== TASK INSTRUCTIONS ==
Word for word, restate every line of the listing that follows.
________________________
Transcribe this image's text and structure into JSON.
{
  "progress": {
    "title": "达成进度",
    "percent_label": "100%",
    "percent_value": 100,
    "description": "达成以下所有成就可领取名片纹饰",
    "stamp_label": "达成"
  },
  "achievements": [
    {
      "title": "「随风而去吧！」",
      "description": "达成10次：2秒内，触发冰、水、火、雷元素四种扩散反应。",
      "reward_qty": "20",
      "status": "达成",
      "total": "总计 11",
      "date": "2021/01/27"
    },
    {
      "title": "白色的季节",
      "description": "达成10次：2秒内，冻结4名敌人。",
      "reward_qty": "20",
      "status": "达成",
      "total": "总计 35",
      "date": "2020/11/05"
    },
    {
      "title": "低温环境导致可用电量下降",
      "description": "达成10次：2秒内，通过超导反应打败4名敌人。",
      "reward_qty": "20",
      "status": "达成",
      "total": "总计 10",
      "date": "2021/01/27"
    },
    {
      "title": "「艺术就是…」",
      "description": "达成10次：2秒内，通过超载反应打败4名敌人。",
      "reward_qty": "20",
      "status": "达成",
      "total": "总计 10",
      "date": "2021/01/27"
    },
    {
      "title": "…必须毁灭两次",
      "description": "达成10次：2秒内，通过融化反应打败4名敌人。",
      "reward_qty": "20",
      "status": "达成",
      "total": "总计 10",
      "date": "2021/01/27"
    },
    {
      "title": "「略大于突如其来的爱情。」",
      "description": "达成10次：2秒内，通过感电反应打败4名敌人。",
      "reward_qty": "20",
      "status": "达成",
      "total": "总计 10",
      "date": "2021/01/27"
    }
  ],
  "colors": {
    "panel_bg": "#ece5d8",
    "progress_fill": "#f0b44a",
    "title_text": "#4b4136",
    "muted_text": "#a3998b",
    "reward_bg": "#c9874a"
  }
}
________________________
== PROBLEM SOLUTION ==
Transcribe this image's text and structure into JSON.
{
  "progress": {
    "title": "达成进度",
    "percent_label": "100%",
    "percent_value": 100,
    "description": "达成以下所有成就可领取名片纹饰",
    "stamp_label": "达成"
  },
  "achievements": [
    {
      "title": "「随风而去吧！」",
      "description": "达成10次：2秒内，触发冰、水、火、雷元素四种扩散反应。",
      "reward_qty": "20",
      "status": "达成",
      "total": "总计 11",
      "date": "2021/01/27"
    },
    {
      "title": "白色的季节",
      "description": "达成10次：2秒内，冻结4名敌人。",
      "reward_qty": "20",
      "status": "达成",
      "total": "总计 35",
      "date": "2020/11/05"
    },
    {
      "title": "低温环境导致可用电量下降",
      "description": "达成10次：2秒内，通过超导反应打败4名敌人。",
      "reward_qty": "20",
      "status": "达成",
      "total": "总计 10",
      "date": "2021/01/27"
    },
    {
      "title": "「艺术就是…」",
      "description": "达成10次：2秒内，通过超载反应打败4名敌人。",
      "reward_qty": "20",
      "status": "达成",
      "total": "总计 10",
      "date": "2021/01/27"
    },
    {
      "title": "…必须毁灭两次",
      "description": "达成10次：2秒内，通过融化反应打败4名敌人。",
      "reward_qty": "20",
      "status": "达成",
      "total": "总计 10",
      "date": "2021/01/27"
    },
    {
      "title": "「略大于突如其来的爱情。」",
      "description": "达成10次：2秒内，通过感电反应打败4名敌人。",
      "reward_qty": "20",
      "status": "达成",
      "total": "总计 10",
      "date": "2021/01/27"
    }
  ],
  "colors": {
    "panel_bg": "#ece5d8",
    "progress_fill": "#f0b44a",
    "title_text": "#4b4136",
    "muted_text": "#a3998b",
    "reward_bg": "#c9874a"
  }
}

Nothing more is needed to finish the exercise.